## [What the exercise asks]
Rewrite the listing from its first line through the line containing "122, 122, 169]", replacing "liga-cell" with "league-cell" and leaving everything else unchanged.

--- begin Extracted data ---

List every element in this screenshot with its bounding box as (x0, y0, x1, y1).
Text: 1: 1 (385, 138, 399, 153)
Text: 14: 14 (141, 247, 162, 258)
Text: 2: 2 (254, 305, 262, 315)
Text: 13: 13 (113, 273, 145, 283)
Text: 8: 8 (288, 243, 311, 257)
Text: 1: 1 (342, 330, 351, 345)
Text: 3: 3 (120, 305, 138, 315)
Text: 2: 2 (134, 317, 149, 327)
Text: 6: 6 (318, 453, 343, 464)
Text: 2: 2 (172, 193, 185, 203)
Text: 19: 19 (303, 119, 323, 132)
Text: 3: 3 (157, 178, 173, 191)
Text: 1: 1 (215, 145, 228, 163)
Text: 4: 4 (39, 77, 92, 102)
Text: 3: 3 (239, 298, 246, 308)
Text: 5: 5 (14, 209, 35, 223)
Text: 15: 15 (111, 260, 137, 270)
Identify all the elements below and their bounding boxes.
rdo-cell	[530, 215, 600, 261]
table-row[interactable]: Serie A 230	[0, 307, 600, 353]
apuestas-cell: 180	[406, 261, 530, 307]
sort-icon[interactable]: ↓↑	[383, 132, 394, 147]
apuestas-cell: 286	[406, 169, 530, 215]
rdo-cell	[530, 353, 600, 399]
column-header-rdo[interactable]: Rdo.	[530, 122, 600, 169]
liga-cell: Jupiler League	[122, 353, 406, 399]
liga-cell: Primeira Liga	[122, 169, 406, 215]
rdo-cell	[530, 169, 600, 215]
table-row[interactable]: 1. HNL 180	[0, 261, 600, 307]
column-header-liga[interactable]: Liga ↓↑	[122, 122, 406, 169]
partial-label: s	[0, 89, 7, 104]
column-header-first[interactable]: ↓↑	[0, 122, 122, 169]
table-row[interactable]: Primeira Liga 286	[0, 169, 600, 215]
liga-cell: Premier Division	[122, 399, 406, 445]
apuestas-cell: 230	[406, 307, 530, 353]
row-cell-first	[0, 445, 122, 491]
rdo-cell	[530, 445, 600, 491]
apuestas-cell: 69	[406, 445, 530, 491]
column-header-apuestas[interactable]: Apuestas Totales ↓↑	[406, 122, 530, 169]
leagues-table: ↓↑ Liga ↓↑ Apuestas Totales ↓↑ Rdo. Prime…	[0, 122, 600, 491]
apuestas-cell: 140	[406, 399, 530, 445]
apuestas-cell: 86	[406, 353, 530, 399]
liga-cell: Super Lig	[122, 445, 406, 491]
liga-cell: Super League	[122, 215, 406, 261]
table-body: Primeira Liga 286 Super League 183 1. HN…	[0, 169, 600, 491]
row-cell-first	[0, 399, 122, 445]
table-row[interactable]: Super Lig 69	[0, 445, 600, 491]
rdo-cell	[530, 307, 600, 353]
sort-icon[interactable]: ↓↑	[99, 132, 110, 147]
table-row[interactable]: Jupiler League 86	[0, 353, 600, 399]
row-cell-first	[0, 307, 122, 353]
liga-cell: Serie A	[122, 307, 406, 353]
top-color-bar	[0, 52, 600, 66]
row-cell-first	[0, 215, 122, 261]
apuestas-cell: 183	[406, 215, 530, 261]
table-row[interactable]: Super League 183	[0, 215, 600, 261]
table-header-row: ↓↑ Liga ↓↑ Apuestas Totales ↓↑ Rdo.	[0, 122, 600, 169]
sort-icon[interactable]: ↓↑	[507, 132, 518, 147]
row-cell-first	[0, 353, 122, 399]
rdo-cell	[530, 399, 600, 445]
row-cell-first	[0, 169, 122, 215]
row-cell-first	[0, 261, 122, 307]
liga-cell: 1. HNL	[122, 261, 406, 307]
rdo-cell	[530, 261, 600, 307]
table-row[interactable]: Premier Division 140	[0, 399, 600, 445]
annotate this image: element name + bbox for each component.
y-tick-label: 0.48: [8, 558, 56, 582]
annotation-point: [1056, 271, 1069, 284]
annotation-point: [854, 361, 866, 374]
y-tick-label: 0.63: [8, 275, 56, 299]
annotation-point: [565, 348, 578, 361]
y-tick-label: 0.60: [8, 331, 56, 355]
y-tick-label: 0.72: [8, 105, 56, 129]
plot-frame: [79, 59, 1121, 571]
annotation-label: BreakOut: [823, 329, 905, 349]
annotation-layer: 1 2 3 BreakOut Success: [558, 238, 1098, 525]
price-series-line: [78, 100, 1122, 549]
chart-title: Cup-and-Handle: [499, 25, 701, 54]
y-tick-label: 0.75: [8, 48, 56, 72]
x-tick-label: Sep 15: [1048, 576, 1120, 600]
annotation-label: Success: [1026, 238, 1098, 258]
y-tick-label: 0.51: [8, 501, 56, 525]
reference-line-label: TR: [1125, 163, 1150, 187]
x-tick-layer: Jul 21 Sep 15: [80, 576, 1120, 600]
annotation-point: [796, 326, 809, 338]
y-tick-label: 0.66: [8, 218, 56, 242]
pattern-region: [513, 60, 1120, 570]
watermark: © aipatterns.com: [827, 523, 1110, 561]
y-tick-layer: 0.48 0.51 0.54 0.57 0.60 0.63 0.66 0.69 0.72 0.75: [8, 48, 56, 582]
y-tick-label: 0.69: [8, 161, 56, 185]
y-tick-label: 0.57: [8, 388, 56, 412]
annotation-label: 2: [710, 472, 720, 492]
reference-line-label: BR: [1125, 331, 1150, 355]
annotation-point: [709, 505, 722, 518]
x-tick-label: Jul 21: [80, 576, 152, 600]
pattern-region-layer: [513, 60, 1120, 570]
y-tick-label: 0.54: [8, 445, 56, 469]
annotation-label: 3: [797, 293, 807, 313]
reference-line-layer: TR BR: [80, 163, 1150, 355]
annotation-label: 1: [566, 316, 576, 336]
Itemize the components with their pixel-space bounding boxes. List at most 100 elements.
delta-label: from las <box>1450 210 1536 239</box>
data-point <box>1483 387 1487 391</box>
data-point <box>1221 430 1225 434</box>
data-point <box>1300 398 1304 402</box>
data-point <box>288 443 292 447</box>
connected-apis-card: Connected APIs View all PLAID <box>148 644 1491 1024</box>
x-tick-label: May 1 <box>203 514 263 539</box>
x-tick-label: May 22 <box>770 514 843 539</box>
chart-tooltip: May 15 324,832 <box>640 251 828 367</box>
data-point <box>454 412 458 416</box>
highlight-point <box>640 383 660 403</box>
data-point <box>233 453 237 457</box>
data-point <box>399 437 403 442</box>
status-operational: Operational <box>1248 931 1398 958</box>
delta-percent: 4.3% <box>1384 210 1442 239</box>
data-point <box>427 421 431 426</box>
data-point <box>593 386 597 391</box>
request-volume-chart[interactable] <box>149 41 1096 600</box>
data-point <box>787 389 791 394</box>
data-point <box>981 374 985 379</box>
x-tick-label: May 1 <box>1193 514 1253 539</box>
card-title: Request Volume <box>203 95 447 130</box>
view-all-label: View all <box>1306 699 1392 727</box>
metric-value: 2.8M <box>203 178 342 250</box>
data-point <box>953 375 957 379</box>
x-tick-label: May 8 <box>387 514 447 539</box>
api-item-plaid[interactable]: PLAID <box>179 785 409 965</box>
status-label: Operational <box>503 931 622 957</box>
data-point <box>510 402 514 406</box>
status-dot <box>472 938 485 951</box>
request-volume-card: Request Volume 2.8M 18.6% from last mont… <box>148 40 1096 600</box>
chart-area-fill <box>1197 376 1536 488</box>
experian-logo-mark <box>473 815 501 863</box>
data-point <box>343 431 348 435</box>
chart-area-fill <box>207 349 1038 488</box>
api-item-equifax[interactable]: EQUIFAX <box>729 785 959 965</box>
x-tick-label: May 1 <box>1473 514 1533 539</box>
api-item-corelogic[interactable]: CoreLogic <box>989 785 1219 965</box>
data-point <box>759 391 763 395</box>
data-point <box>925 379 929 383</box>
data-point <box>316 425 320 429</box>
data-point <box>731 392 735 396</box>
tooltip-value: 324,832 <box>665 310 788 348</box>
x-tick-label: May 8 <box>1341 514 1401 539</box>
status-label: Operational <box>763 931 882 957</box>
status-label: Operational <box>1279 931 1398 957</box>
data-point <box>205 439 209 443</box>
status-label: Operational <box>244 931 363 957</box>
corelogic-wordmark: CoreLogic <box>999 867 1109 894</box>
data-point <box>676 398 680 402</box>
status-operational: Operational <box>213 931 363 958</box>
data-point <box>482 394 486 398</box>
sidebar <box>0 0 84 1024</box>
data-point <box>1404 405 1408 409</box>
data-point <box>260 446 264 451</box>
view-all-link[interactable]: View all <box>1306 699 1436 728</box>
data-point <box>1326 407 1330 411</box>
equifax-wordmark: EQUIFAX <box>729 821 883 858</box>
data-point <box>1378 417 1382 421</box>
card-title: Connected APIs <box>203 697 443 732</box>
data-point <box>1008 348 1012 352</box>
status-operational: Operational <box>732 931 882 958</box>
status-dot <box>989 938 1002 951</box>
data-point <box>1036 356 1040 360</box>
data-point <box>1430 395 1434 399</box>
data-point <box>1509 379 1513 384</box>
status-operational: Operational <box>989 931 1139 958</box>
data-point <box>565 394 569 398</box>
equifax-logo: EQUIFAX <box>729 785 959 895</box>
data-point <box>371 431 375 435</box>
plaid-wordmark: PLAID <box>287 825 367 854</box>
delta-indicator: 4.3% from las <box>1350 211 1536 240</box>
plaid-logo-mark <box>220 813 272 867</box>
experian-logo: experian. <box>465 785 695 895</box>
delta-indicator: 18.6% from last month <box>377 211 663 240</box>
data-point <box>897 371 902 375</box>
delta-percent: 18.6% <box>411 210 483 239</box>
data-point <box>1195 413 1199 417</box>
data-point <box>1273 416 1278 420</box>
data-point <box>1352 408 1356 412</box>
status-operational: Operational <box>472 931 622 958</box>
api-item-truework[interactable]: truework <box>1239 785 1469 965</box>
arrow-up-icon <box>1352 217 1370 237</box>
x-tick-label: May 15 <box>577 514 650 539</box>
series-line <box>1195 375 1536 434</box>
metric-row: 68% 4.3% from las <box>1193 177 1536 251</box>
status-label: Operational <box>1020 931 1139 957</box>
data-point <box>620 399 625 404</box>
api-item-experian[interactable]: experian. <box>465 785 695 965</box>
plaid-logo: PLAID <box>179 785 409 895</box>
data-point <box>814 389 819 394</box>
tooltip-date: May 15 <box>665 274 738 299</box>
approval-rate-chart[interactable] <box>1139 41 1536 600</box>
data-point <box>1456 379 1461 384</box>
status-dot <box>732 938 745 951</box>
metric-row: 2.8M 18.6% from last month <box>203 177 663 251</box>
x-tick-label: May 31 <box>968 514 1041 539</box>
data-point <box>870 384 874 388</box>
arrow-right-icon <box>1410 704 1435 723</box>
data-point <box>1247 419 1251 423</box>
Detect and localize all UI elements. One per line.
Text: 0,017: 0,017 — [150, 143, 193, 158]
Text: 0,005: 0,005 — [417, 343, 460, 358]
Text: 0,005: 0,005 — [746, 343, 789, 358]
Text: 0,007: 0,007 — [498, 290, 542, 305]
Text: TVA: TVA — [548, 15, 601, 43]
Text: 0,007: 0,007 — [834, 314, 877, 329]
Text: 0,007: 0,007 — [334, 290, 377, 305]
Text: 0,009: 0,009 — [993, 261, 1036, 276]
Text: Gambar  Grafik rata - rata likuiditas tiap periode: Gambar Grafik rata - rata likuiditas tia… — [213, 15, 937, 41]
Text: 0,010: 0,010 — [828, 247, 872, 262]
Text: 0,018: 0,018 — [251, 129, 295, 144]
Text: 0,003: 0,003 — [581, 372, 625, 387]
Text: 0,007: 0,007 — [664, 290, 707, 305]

--- end Extracted data ---

## [Solution to this exercise]
List every element in this screenshot with its bounding box as (x0, y0, x1, y1).
Text: 1: 1 (385, 138, 399, 153)
Text: 14: 14 (141, 247, 162, 258)
Text: 2: 2 (254, 305, 262, 315)
Text: 13: 13 (113, 273, 145, 283)
Text: 8: 8 (288, 243, 311, 257)
Text: 1: 1 (342, 330, 351, 345)
Text: 3: 3 (120, 305, 138, 315)
Text: 2: 2 (134, 317, 149, 327)
Text: 6: 6 (318, 453, 343, 464)
Text: 2: 2 (172, 193, 185, 203)
Text: 19: 19 (303, 119, 323, 132)
Text: 3: 3 (157, 178, 173, 191)
Text: 1: 1 (215, 145, 228, 163)
Text: 4: 4 (39, 77, 92, 102)
Text: 3: 3 (239, 298, 246, 308)
Text: 5: 5 (14, 209, 35, 223)
Text: 15: 15 (111, 260, 137, 270)
Identify all the elements below and their bounding boxes.
rdo-cell	[530, 215, 600, 261]
table-row[interactable]: Serie A 230	[0, 307, 600, 353]
apuestas-cell: 180	[406, 261, 530, 307]
sort-icon[interactable]: ↓↑	[383, 132, 394, 147]
apuestas-cell: 286	[406, 169, 530, 215]
rdo-cell	[530, 353, 600, 399]
column-header-rdo[interactable]: Rdo.	[530, 122, 600, 169]
league-cell: Jupiler League	[122, 353, 406, 399]
league-cell: Primeira Liga	[122, 169, 406, 215]
rdo-cell	[530, 169, 600, 215]
table-row[interactable]: 1. HNL 180	[0, 261, 600, 307]
column-header-liga[interactable]: Liga ↓↑	[122, 122, 406, 169]
partial-label: s	[0, 89, 7, 104]
column-header-first[interactable]: ↓↑	[0, 122, 122, 169]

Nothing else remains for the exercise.